Given problem: Restate the material word for word and leave out anything that is a picture.
--- START Material for the task ---
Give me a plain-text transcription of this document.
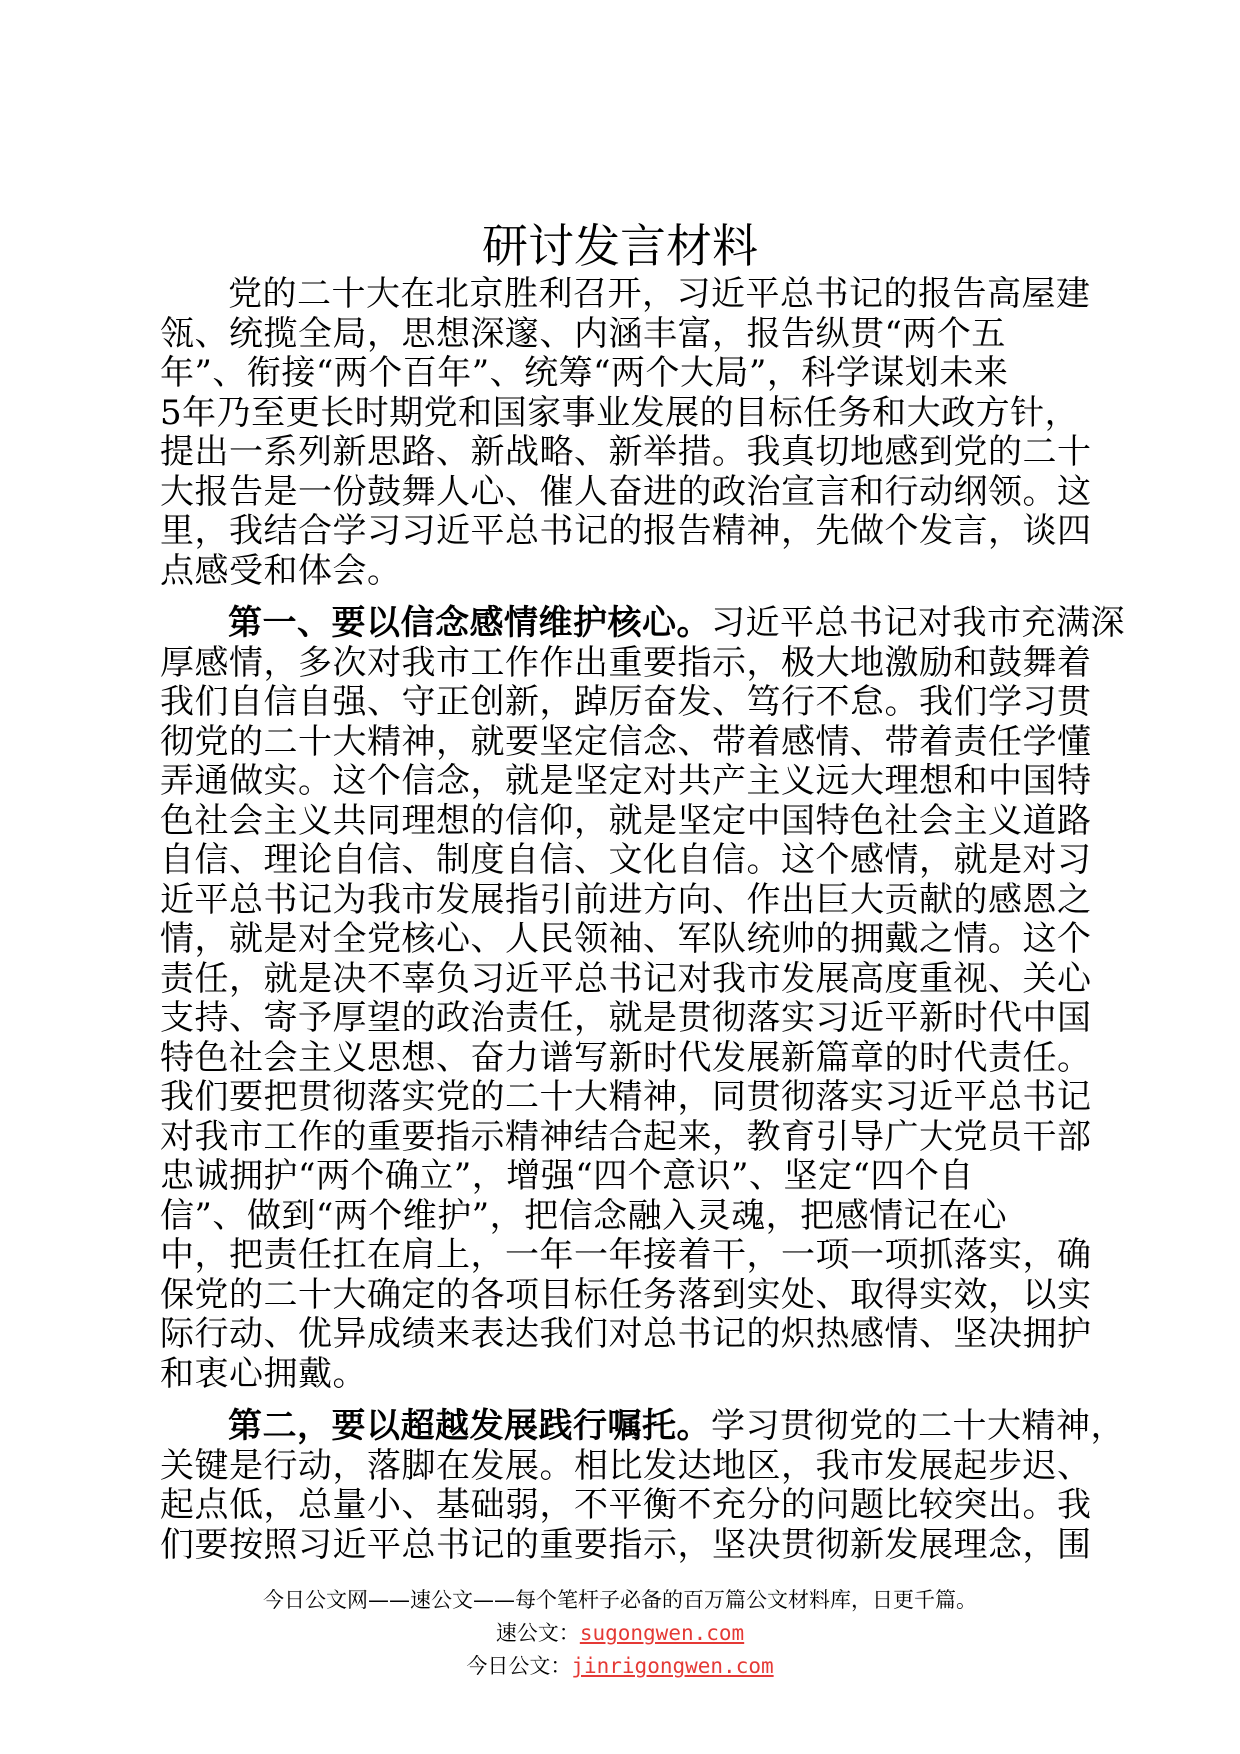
研讨发言材料
党的二十大在北京胜利召开，习近平总书记的报告高屋建
瓴、统揽全局，思想深邃、内涵丰富，报告纵贯“两个五
年”、衔接“两个百年”、统筹“两个大局”，科学谋划未来
5年乃至更长时期党和国家事业发展的目标任务和大政方针，
提出一系列新思路、新战略、新举措。我真切地感到党的二十
大报告是一份鼓舞人心、催人奋进的政治宣言和行动纲领。这
里，我结合学习习近平总书记的报告精神，先做个发言，谈四
点感受和体会。
第一、要以信念感情维护核心。习近平总书记对我市充满深
厚感情，多次对我市工作作出重要指示，极大地激励和鼓舞着
我们自信自强、守正创新，踔厉奋发、笃行不怠。我们学习贯
彻党的二十大精神，就要坚定信念、带着感情、带着责任学懂
弄通做实。这个信念，就是坚定对共产主义远大理想和中国特
色社会主义共同理想的信仰，就是坚定中国特色社会主义道路
自信、理论自信、制度自信、文化自信。这个感情，就是对习
近平总书记为我市发展指引前进方向、作出巨大贡献的感恩之
情，就是对全党核心、人民领袖、军队统帅的拥戴之情。这个
责任，就是决不辜负习近平总书记对我市发展高度重视、关心
支持、寄予厚望的政治责任，就是贯彻落实习近平新时代中国
特色社会主义思想、奋力谱写新时代发展新篇章的时代责任。
我们要把贯彻落实党的二十大精神，同贯彻落实习近平总书记
对我市工作的重要指示精神结合起来，教育引导广大党员干部
忠诚拥护“两个确立”，增强“四个意识”、坚定“四个自
信”、做到“两个维护”，把信念融入灵魂，把感情记在心
中，把责任扛在肩上，一年一年接着干，一项一项抓落实，确
保党的二十大确定的各项目标任务落到实处、取得实效，以实
际行动、优异成绩来表达我们对总书记的炽热感情、坚决拥护
和衷心拥戴。
第二，要以超越发展践行嘱托。学习贯彻党的二十大精神，
关键是行动，落脚在发展。相比发达地区，我市发展起步迟、
起点低，总量小、基础弱，不平衡不充分的问题比较突出。我
们要按照习近平总书记的重要指示，坚决贯彻新发展理念，围
今日公文网——速公文——每个笔杆子必备的百万篇公文材料库，日更千篇。
速公文：sugongwen.com
今日公文：jinrigongwen.com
--- END Material for the task ---
Expected answer:
Give me a plain-text transcription of this document.
研讨发言材料
党的二十大在北京胜利召开，习近平总书记的报告高屋建
瓴、统揽全局，思想深邃、内涵丰富，报告纵贯“两个五
年”、衔接“两个百年”、统筹“两个大局”，科学谋划未来
5年乃至更长时期党和国家事业发展的目标任务和大政方针，
提出一系列新思路、新战略、新举措。我真切地感到党的二十
大报告是一份鼓舞人心、催人奋进的政治宣言和行动纲领。这
里，我结合学习习近平总书记的报告精神，先做个发言，谈四
点感受和体会。
第一、要以信念感情维护核心。习近平总书记对我市充满深
厚感情，多次对我市工作作出重要指示，极大地激励和鼓舞着
我们自信自强、守正创新，踔厉奋发、笃行不怠。我们学习贯
彻党的二十大精神，就要坚定信念、带着感情、带着责任学懂
弄通做实。这个信念，就是坚定对共产主义远大理想和中国特
色社会主义共同理想的信仰，就是坚定中国特色社会主义道路
自信、理论自信、制度自信、文化自信。这个感情，就是对习
近平总书记为我市发展指引前进方向、作出巨大贡献的感恩之
情，就是对全党核心、人民领袖、军队统帅的拥戴之情。这个
责任，就是决不辜负习近平总书记对我市发展高度重视、关心
支持、寄予厚望的政治责任，就是贯彻落实习近平新时代中国
特色社会主义思想、奋力谱写新时代发展新篇章的时代责任。
我们要把贯彻落实党的二十大精神，同贯彻落实习近平总书记
对我市工作的重要指示精神结合起来，教育引导广大党员干部
忠诚拥护“两个确立”，增强“四个意识”、坚定“四个自
信”、做到“两个维护”，把信念融入灵魂，把感情记在心
中，把责任扛在肩上，一年一年接着干，一项一项抓落实，确
保党的二十大确定的各项目标任务落到实处、取得实效，以实
际行动、优异成绩来表达我们对总书记的炽热感情、坚决拥护
和衷心拥戴。
第二，要以超越发展践行嘱托。学习贯彻党的二十大精神，
关键是行动，落脚在发展。相比发达地区，我市发展起步迟、
起点低，总量小、基础弱，不平衡不充分的问题比较突出。我
们要按照习近平总书记的重要指示，坚决贯彻新发展理念，围
今日公文网——速公文——每个笔杆子必备的百万篇公文材料库，日更千篇。
速公文：sugongwen.com
今日公文：jinrigongwen.com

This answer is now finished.